Filter the data below for the string "title" and copy each matching line.

## START Extracted entries

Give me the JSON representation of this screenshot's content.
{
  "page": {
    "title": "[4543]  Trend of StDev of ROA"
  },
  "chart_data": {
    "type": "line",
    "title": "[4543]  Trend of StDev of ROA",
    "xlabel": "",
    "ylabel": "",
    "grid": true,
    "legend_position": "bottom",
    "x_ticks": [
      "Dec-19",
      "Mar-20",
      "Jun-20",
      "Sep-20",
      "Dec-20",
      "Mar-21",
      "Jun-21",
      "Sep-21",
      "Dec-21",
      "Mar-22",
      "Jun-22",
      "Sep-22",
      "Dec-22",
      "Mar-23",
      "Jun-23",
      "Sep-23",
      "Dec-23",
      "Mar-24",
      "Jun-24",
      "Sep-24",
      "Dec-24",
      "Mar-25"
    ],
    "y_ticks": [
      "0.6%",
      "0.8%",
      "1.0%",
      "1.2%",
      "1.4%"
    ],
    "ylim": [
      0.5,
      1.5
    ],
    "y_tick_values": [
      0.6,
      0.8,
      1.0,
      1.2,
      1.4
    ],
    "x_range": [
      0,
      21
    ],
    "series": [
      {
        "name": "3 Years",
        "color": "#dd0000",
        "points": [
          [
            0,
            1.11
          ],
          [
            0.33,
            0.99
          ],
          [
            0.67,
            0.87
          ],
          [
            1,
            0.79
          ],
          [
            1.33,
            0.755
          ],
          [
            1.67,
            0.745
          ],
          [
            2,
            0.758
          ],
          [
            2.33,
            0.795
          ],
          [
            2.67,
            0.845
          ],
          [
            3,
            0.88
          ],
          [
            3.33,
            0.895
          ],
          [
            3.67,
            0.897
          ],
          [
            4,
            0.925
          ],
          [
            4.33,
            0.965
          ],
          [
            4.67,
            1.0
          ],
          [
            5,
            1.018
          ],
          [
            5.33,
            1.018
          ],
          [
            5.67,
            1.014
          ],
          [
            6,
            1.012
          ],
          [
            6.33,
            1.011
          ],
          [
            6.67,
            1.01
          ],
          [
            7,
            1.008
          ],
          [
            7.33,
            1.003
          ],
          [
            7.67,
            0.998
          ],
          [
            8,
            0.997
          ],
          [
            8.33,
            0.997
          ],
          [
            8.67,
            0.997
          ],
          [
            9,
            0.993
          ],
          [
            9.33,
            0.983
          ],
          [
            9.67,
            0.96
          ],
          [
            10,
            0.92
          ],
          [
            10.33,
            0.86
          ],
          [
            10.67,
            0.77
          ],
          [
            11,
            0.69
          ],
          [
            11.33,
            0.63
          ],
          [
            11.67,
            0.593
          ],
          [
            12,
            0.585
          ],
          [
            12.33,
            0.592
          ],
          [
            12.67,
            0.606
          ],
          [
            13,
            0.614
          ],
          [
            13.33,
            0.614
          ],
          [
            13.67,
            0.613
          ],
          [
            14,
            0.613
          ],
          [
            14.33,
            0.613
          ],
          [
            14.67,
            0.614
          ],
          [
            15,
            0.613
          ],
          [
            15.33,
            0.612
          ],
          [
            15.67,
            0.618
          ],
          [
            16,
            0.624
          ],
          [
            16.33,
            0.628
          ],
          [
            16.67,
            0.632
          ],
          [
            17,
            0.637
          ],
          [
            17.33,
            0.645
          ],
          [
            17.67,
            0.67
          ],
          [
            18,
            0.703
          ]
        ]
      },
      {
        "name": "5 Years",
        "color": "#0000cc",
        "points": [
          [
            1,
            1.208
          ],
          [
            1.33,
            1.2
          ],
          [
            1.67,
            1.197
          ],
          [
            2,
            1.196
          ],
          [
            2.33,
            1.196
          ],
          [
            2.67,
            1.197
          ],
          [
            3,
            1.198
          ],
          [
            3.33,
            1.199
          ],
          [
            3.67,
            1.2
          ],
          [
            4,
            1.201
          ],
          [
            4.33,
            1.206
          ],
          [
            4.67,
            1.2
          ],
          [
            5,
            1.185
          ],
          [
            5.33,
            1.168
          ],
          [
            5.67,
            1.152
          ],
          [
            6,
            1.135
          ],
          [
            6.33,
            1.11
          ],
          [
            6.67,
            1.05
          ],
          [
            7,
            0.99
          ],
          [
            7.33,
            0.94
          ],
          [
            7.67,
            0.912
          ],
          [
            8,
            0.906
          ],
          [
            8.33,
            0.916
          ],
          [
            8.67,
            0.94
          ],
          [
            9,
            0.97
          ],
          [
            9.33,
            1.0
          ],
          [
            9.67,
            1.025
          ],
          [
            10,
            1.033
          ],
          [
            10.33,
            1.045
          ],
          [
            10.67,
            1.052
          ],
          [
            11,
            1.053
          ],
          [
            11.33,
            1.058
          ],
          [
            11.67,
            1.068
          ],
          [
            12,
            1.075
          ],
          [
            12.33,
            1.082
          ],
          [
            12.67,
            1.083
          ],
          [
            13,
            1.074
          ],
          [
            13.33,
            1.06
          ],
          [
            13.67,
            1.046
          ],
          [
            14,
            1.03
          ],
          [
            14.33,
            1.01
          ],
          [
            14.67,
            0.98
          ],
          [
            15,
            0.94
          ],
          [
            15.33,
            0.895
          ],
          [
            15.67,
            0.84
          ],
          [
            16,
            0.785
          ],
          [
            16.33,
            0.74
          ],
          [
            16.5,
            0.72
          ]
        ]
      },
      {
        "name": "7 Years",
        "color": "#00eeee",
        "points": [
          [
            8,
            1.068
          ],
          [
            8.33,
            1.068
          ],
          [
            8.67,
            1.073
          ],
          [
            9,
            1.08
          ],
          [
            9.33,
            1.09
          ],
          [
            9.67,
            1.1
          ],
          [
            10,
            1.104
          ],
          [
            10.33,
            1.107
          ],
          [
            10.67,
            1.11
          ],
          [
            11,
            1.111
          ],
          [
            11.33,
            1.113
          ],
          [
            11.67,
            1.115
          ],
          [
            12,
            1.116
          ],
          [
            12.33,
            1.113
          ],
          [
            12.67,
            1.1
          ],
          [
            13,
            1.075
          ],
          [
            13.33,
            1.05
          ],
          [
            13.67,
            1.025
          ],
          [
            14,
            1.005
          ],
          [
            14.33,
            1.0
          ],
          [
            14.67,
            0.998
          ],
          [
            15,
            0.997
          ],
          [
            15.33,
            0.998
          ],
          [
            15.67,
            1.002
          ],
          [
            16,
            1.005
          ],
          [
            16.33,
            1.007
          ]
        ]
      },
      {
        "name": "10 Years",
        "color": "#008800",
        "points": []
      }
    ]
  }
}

## END Extracted entries

- The reply -
    "title": "[4543]  Trend of StDev of ROA"
    "title": "[4543]  Trend of StDev of ROA",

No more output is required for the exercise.